— Start —

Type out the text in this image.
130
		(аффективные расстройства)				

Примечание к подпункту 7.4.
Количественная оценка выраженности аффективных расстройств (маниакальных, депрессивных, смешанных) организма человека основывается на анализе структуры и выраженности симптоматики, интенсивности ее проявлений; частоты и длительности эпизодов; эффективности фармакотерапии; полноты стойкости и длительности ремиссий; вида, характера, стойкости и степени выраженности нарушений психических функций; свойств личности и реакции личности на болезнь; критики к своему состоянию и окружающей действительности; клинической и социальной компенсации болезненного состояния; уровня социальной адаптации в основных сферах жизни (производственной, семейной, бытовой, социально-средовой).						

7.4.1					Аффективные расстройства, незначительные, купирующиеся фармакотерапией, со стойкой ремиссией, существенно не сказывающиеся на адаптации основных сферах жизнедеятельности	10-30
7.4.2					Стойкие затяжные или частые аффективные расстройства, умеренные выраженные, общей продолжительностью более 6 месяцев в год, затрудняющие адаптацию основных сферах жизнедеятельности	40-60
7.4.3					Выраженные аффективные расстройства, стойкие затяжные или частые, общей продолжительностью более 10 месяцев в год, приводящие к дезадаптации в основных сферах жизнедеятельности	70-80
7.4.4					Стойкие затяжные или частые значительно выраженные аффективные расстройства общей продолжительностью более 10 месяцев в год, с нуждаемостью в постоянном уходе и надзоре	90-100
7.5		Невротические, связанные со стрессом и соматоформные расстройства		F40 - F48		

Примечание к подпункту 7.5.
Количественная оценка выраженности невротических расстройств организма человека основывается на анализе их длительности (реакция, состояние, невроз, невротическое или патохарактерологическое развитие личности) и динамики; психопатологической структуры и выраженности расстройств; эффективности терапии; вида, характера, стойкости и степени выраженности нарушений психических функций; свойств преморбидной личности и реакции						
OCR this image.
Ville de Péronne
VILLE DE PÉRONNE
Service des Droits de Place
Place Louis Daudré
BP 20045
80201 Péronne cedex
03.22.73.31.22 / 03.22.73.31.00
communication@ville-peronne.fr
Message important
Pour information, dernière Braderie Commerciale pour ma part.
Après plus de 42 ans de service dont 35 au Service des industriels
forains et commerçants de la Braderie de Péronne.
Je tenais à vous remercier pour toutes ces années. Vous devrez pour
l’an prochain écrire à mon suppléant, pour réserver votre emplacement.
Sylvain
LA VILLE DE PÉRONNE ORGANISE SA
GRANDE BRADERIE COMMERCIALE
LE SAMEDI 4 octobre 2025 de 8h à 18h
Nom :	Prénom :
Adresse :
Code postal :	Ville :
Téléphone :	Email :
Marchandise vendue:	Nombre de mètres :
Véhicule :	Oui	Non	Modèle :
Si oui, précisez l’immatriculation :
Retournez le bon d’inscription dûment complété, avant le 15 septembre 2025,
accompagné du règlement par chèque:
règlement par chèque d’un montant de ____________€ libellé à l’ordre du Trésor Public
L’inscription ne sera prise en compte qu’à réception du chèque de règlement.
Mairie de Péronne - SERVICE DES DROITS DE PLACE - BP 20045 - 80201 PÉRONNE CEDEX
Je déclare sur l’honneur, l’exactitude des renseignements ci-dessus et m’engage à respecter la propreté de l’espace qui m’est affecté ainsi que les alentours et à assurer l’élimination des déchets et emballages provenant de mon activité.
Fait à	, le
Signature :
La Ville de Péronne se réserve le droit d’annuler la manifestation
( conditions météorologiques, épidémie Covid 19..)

— End —

• **What you have to do**
The records above should be repeated in full, exactly as given.

• **Solution to the problem**
Type out the text in this image.
130
		(аффективные расстройства)				

Примечание к подпункту 7.4.
Количественная оценка выраженности аффективных расстройств (маниакальных, депрессивных, смешанных) организма человека основывается на анализе структуры и выраженности симптоматики, интенсивности ее проявлений; частоты и длительности эпизодов; эффективности фармакотерапии; полноты стойкости и длительности ремиссий; вида, характера, стойкости и степени выраженности нарушений психических функций; свойств личности и реакции личности на болезнь; критики к своему состоянию и окружающей действительности; клинической и социальной компенсации болезненного состояния; уровня социальной адаптации в основных сферах жизни (производственной, семейной, бытовой, социально-средовой).						

7.4.1					Аффективные расстройства, незначительные, купирующиеся фармакотерапией, со стойкой ремиссией, существенно не сказывающиеся на адаптации основных сферах жизнедеятельности	10-30
7.4.2					Стойкие затяжные или частые аффективные расстройства, умеренные выраженные, общей продолжительностью более 6 месяцев в год, затрудняющие адаптацию основных сферах жизнедеятельности	40-60
7.4.3					Выраженные аффективные расстройства, стойкие затяжные или частые, общей продолжительностью более 10 месяцев в год, приводящие к дезадаптации в основных сферах жизнедеятельности	70-80
7.4.4					Стойкие затяжные или частые значительно выраженные аффективные расстройства общей продолжительностью более 10 месяцев в год, с нуждаемостью в постоянном уходе и надзоре	90-100
7.5		Невротические, связанные со стрессом и соматоформные расстройства		F40 - F48		

Примечание к подпункту 7.5.
Количественная оценка выраженности невротических расстройств организма человека основывается на анализе их длительности (реакция, состояние, невроз, невротическое или патохарактерологическое развитие личности) и динамики; психопатологической структуры и выраженности расстройств; эффективности терапии; вида, характера, стойкости и степени выраженности нарушений психических функций; свойств преморбидной личности и реакции						
OCR this image.
Ville de Péronne
VILLE DE PÉRONNE
Service des Droits de Place
Place Louis Daudré
BP 20045
80201 Péronne cedex
03.22.73.31.22 / 03.22.73.31.00
communication@ville-peronne.fr
Message important
Pour information, dernière Braderie Commerciale pour ma part.
Après plus de 42 ans de service dont 35 au Service des industriels
forains et commerçants de la Braderie de Péronne.
Je tenais à vous remercier pour toutes ces années. Vous devrez pour
l’an prochain écrire à mon suppléant, pour réserver votre emplacement.
Sylvain
LA VILLE DE PÉRONNE ORGANISE SA
GRANDE BRADERIE COMMERCIALE
LE SAMEDI 4 octobre 2025 de 8h à 18h
Nom :	Prénom :
Adresse :
Code postal :	Ville :
Téléphone :	Email :
Marchandise vendue:	Nombre de mètres :
Véhicule :	Oui	Non	Modèle :
Si oui, précisez l’immatriculation :
Retournez le bon d’inscription dûment complété, avant le 15 septembre 2025,
accompagné du règlement par chèque:
règlement par chèque d’un montant de ____________€ libellé à l’ordre du Trésor Public
L’inscription ne sera prise en compte qu’à réception du chèque de règlement.
Mairie de Péronne - SERVICE DES DROITS DE PLACE - BP 20045 - 80201 PÉRONNE CEDEX
Je déclare sur l’honneur, l’exactitude des renseignements ci-dessus et m’engage à respecter la propreté de l’espace qui m’est affecté ainsi que les alentours et à assurer l’élimination des déchets et emballages provenant de mon activité.
Fait à	, le
Signature :
La Ville de Péronne se réserve le droit d’annuler la manifestation
( conditions météorologiques, épidémie Covid 19..)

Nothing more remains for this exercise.